## The exercise
Return each entry exactly, with none missing.

## Task material
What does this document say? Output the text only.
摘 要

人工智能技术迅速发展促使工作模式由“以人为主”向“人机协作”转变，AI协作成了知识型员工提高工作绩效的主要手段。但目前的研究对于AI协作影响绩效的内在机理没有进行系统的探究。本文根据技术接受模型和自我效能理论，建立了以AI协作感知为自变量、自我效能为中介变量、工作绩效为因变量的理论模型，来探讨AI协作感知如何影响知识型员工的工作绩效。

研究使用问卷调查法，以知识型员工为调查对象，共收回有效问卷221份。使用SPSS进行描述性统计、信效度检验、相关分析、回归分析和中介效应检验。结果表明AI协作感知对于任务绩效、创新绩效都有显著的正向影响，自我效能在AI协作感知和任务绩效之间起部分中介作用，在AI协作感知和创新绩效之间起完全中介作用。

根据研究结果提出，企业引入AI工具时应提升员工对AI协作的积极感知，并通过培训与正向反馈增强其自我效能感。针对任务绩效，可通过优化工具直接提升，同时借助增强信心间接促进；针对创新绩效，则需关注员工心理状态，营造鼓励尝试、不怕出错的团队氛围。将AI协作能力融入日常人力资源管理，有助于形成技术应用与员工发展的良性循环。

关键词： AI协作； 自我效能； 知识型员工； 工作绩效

## Solution
What does this document say? Output the text only.
摘 要

人工智能技术迅速发展促使工作模式由“以人为主”向“人机协作”转变，AI协作成了知识型员工提高工作绩效的主要手段。但目前的研究对于AI协作影响绩效的内在机理没有进行系统的探究。本文根据技术接受模型和自我效能理论，建立了以AI协作感知为自变量、自我效能为中介变量、工作绩效为因变量的理论模型，来探讨AI协作感知如何影响知识型员工的工作绩效。

研究使用问卷调查法，以知识型员工为调查对象，共收回有效问卷221份。使用SPSS进行描述性统计、信效度检验、相关分析、回归分析和中介效应检验。结果表明AI协作感知对于任务绩效、创新绩效都有显著的正向影响，自我效能在AI协作感知和任务绩效之间起部分中介作用，在AI协作感知和创新绩效之间起完全中介作用。

根据研究结果提出，企业引入AI工具时应提升员工对AI协作的积极感知，并通过培训与正向反馈增强其自我效能感。针对任务绩效，可通过优化工具直接提升，同时借助增强信心间接促进；针对创新绩效，则需关注员工心理状态，营造鼓励尝试、不怕出错的团队氛围。将AI协作能力融入日常人力资源管理，有助于形成技术应用与员工发展的良性循环。

关键词： AI协作； 自我效能； 知识型员工； 工作绩效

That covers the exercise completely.